- _What is asked_: Every record below should be written out exactly; pictures stay out.

- _Provided records_:
━━━━━━━━━━
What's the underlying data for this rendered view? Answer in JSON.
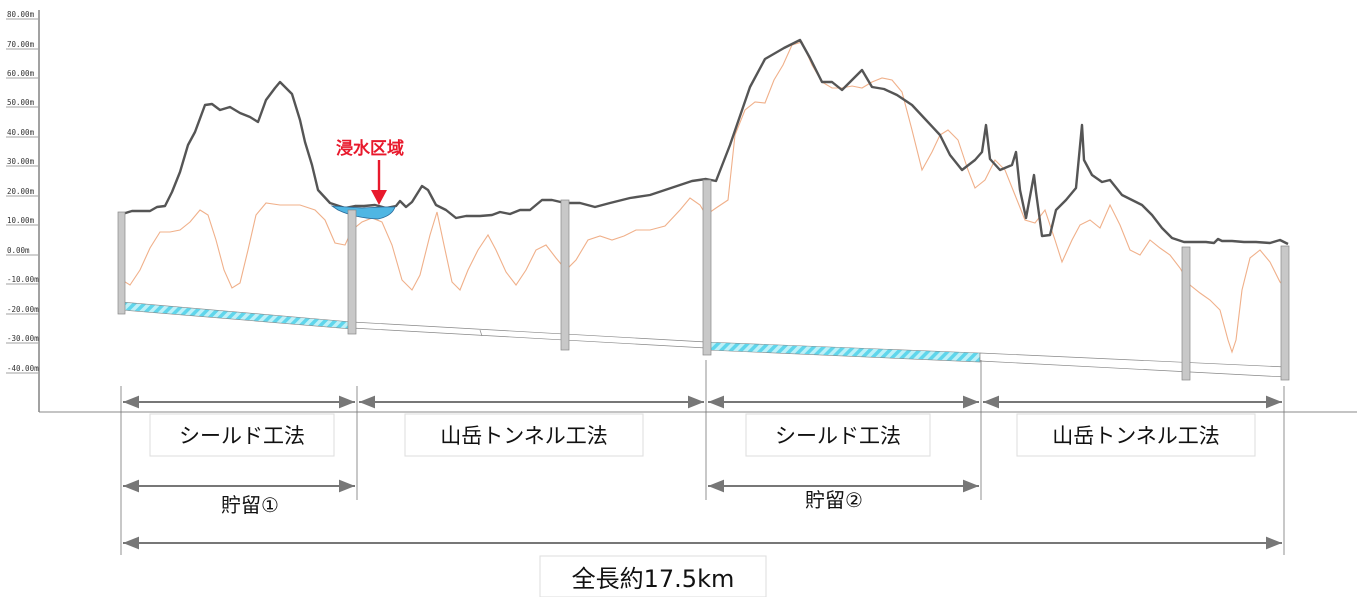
{
  "elevation_axis": {
    "ticks": [
      "80.00m",
      "70.00m",
      "60.00m",
      "50.00m",
      "40.00m",
      "30.00m",
      "20.00m",
      "10.00m",
      "0.00m",
      "-10.00m",
      "-20.00m",
      "-30.00m",
      "-40.00m"
    ]
  },
  "flood_label": "浸水区域",
  "methods": [
    "シールド工法",
    "山岳トンネル工法",
    "シールド工法",
    "山岳トンネル工法"
  ],
  "storage": [
    "貯留①",
    "貯留②"
  ],
  "total_length": "全長約17.5km",
  "colors": {
    "ground": "#555555",
    "water_line": "#f0b08a",
    "flood": "#4fb6e3",
    "shield_hatch": "#5fd6ec",
    "shaft": "#c8c8c8",
    "dim": "#777777",
    "flood_text": "#e8192c"
  }
}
━━━━━━━━━━
- _The answer_:
What's the underlying data for this rendered view? Answer in JSON.
{
  "elevation_axis": {
    "ticks": [
      "80.00m",
      "70.00m",
      "60.00m",
      "50.00m",
      "40.00m",
      "30.00m",
      "20.00m",
      "10.00m",
      "0.00m",
      "-10.00m",
      "-20.00m",
      "-30.00m",
      "-40.00m"
    ]
  },
  "flood_label": "浸水区域",
  "methods": [
    "シールド工法",
    "山岳トンネル工法",
    "シールド工法",
    "山岳トンネル工法"
  ],
  "storage": [
    "貯留①",
    "貯留②"
  ],
  "total_length": "全長約17.5km",
  "colors": {
    "ground": "#555555",
    "water_line": "#f0b08a",
    "flood": "#4fb6e3",
    "shield_hatch": "#5fd6ec",
    "shaft": "#c8c8c8",
    "dim": "#777777",
    "flood_text": "#e8192c"
  }
}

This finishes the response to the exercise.